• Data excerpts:
============================================================
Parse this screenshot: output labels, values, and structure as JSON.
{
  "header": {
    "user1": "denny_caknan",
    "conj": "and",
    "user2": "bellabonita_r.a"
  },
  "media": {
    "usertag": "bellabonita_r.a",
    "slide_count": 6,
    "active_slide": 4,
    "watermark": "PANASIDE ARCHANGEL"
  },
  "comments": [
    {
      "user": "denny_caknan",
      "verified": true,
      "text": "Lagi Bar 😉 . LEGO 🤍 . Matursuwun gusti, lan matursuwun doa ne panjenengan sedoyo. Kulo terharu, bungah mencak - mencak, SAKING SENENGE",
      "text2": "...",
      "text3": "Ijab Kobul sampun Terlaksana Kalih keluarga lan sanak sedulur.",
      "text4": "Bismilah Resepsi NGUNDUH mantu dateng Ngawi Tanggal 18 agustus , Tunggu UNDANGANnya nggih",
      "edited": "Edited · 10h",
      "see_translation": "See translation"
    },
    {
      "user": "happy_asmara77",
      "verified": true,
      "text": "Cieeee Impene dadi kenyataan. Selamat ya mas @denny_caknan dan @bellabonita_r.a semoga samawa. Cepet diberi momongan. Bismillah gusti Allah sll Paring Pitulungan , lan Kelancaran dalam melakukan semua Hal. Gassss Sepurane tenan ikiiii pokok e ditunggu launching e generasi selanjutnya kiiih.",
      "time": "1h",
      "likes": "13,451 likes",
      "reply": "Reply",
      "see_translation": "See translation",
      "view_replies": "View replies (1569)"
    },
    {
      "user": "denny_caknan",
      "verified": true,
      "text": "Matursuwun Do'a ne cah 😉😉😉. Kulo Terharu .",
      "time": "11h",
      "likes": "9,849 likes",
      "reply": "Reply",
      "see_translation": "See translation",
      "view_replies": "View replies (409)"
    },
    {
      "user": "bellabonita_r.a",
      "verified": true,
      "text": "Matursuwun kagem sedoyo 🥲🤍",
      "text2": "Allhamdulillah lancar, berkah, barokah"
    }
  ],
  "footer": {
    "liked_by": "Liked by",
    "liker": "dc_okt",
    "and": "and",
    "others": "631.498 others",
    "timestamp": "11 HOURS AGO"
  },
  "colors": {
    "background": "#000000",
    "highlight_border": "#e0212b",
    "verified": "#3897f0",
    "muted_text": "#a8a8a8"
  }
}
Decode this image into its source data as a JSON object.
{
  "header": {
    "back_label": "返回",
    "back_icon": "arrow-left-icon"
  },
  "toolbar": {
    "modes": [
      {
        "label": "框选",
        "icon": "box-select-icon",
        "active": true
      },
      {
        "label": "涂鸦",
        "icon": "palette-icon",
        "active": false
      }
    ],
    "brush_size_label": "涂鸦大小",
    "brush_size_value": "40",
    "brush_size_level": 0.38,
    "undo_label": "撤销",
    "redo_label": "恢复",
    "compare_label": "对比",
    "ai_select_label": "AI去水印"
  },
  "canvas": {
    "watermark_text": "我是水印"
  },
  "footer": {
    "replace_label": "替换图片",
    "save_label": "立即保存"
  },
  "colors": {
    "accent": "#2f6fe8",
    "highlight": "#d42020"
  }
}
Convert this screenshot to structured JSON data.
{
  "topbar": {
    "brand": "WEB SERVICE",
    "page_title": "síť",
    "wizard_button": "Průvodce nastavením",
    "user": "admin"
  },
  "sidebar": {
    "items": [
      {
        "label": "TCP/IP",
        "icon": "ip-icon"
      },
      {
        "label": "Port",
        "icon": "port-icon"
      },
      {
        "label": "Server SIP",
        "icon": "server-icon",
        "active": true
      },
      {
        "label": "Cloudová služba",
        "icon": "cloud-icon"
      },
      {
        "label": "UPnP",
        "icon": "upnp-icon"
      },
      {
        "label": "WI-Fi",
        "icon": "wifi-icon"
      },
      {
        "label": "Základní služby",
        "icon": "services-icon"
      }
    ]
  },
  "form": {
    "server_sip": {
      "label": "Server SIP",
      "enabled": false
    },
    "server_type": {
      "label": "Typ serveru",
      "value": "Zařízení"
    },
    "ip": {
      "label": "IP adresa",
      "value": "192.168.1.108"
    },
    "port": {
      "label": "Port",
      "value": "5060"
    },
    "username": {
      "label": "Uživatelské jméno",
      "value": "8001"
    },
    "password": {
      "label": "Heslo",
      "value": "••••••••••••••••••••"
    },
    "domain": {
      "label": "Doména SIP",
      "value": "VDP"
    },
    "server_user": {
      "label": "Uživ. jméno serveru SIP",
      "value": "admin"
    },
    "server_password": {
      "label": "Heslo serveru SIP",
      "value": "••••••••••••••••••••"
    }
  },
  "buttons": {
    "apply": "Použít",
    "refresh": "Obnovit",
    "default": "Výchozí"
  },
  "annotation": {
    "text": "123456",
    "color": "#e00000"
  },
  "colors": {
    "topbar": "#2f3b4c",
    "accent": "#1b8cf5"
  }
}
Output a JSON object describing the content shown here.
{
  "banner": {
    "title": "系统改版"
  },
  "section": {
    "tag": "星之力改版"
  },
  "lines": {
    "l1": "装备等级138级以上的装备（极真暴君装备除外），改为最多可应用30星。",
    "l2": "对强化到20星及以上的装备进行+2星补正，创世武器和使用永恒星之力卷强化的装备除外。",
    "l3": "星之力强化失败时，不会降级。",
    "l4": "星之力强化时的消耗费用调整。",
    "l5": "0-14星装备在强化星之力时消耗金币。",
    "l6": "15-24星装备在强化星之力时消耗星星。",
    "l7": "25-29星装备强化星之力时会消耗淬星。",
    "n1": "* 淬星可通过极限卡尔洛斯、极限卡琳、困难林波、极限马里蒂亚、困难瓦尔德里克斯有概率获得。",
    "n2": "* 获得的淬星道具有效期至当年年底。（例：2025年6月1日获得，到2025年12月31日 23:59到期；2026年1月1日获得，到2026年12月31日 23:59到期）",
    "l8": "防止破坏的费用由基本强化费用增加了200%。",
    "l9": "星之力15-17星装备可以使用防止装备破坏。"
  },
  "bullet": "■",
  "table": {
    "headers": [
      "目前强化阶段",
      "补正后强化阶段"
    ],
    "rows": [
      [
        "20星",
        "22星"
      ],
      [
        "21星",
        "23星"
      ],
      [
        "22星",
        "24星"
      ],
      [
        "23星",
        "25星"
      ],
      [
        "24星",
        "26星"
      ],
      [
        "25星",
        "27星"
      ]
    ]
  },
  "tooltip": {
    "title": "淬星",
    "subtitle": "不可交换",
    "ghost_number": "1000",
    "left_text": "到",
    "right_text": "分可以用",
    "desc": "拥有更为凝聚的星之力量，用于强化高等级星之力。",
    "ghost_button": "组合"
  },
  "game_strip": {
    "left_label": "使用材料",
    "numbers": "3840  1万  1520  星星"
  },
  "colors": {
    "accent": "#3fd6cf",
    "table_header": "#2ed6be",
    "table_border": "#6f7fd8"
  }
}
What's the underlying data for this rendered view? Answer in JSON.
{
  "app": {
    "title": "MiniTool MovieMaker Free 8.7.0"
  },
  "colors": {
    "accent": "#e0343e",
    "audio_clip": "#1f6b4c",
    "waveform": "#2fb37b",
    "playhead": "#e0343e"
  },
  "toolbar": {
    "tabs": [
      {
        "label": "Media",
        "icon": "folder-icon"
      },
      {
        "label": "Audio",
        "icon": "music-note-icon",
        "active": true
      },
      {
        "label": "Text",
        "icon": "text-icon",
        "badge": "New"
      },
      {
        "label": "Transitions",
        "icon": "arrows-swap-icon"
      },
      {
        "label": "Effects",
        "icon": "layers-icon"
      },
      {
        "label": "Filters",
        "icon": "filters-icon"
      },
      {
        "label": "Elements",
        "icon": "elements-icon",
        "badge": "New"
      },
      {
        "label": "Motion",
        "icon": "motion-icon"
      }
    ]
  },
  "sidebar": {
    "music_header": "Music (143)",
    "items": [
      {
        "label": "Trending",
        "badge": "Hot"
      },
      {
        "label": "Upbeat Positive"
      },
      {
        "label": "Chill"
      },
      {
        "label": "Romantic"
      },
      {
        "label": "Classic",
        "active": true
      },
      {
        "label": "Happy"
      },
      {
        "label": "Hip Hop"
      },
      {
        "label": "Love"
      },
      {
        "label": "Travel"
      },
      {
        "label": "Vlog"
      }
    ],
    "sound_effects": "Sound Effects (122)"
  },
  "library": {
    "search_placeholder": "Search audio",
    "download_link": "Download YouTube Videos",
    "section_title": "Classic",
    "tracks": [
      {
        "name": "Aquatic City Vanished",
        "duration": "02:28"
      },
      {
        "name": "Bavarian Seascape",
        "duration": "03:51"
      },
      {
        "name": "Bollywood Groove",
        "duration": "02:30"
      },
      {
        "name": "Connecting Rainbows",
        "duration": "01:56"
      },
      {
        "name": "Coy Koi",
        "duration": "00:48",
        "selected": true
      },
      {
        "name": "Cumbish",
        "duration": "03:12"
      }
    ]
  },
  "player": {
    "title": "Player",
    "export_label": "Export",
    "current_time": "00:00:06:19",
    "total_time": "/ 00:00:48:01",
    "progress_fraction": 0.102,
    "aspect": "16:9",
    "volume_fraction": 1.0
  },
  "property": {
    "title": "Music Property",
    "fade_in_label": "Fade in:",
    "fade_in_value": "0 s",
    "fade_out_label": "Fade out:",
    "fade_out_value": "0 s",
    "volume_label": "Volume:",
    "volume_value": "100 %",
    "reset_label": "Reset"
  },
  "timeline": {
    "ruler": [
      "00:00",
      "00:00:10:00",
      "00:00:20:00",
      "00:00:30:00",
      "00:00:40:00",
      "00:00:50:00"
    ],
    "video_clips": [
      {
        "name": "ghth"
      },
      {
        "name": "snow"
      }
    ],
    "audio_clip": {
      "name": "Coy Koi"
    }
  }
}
============================================================
• What is expected:
List the lines that contain the word "Classic".

• Result:
        "label": "Classic",
    "section_title": "Classic",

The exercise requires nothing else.